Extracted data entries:

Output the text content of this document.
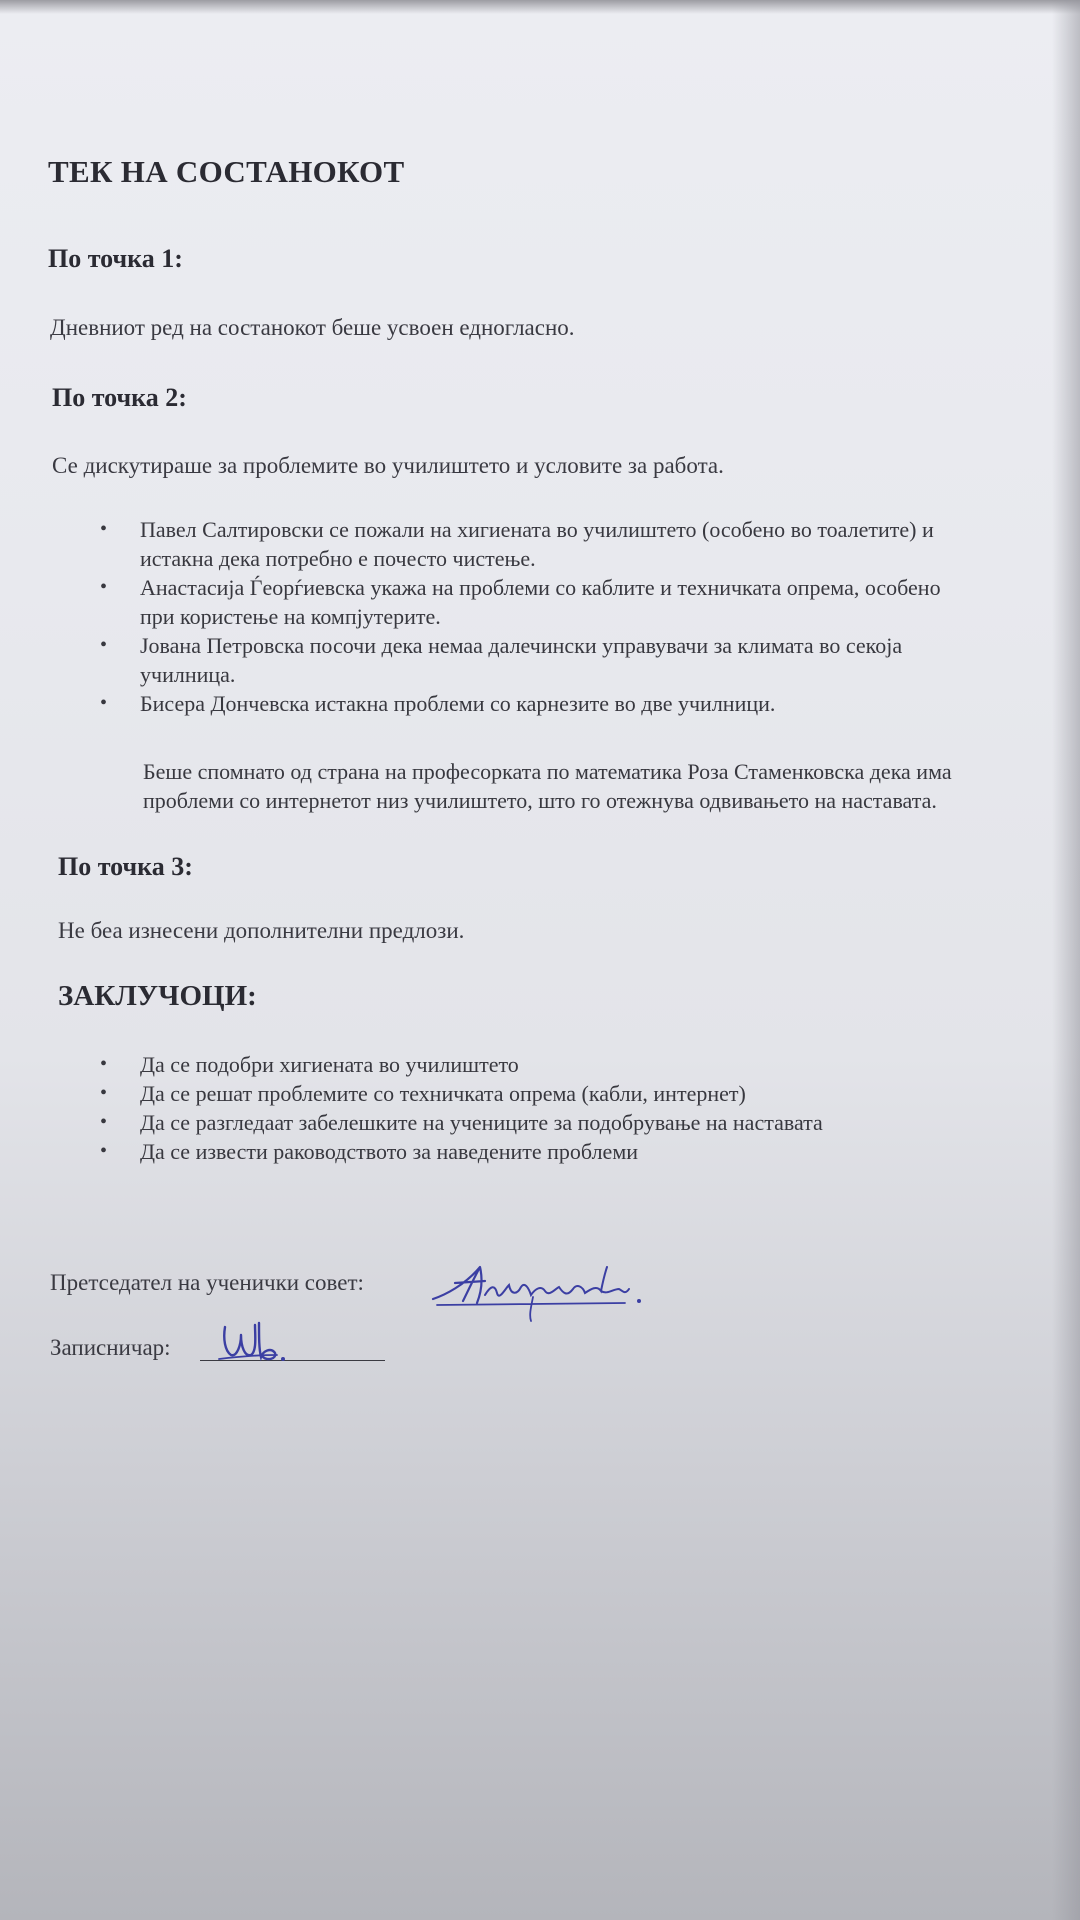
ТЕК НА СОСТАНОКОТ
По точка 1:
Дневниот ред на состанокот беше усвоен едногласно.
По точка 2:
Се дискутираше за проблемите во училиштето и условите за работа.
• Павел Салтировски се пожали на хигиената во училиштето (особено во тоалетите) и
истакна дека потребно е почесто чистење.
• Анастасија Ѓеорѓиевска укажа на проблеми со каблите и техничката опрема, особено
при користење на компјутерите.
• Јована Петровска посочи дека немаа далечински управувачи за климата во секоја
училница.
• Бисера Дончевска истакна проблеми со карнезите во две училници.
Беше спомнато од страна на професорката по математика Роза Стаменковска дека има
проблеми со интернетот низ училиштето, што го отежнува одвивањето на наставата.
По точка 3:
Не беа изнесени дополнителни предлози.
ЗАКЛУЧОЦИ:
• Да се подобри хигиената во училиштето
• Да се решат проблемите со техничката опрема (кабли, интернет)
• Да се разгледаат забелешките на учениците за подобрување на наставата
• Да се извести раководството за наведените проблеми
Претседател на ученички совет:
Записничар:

-- Problem to work on --
Find the word "особено" and list each line it appears in.

-- Response --
• Павел Салтировски се пожали на хигиената во училиштето (особено во тоалетите) и
• Анастасија Ѓеорѓиевска укажа на проблеми со каблите и техничката опрема, особено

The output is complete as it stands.